EXERCISE DATA:

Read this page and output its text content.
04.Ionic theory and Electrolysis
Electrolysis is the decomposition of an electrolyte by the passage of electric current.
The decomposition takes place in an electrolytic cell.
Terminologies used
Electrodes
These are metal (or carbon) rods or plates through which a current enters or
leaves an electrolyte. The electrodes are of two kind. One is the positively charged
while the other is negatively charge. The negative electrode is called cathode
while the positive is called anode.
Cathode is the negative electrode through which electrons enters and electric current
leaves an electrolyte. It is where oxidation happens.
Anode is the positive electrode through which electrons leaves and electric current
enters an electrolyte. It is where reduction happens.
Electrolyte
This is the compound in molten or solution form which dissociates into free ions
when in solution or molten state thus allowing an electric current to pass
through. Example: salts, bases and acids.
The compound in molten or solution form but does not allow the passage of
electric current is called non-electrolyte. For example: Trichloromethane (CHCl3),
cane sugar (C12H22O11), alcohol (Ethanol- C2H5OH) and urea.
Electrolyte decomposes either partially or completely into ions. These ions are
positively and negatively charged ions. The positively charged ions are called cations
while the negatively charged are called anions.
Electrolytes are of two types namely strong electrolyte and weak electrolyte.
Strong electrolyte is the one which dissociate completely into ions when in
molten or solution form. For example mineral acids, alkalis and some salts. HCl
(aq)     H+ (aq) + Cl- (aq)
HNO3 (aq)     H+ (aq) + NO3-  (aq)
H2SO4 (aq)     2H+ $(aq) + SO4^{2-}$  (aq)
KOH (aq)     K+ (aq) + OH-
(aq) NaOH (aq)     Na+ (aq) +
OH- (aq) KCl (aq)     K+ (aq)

WHAT TO DO:
Quote each line of the listing above exactly.

FULL RESPONSE:
Read this page and output its text content.
04.Ionic theory and Electrolysis
Electrolysis is the decomposition of an electrolyte by the passage of electric current.
The decomposition takes place in an electrolytic cell.
Terminologies used
Electrodes
These are metal (or carbon) rods or plates through which a current enters or
leaves an electrolyte. The electrodes are of two kind. One is the positively charged
while the other is negatively charge. The negative electrode is called cathode
while the positive is called anode.
Cathode is the negative electrode through which electrons enters and electric current
leaves an electrolyte. It is where oxidation happens.
Anode is the positive electrode through which electrons leaves and electric current
enters an electrolyte. It is where reduction happens.
Electrolyte
This is the compound in molten or solution form which dissociates into free ions
when in solution or molten state thus allowing an electric current to pass
through. Example: salts, bases and acids.
The compound in molten or solution form but does not allow the passage of
electric current is called non-electrolyte. For example: Trichloromethane (CHCl3),
cane sugar (C12H22O11), alcohol (Ethanol- C2H5OH) and urea.
Electrolyte decomposes either partially or completely into ions. These ions are
positively and negatively charged ions. The positively charged ions are called cations
while the negatively charged are called anions.
Electrolytes are of two types namely strong electrolyte and weak electrolyte.
Strong electrolyte is the one which dissociate completely into ions when in
molten or solution form. For example mineral acids, alkalis and some salts. HCl
(aq)     H+ (aq) + Cl- (aq)
HNO3 (aq)     H+ (aq) + NO3-  (aq)
H2SO4 (aq)     2H+ $(aq) + SO4^{2-}$  (aq)
KOH (aq)     K+ (aq) + OH-
(aq) NaOH (aq)     Na+ (aq) +
OH- (aq) KCl (aq)     K+ (aq)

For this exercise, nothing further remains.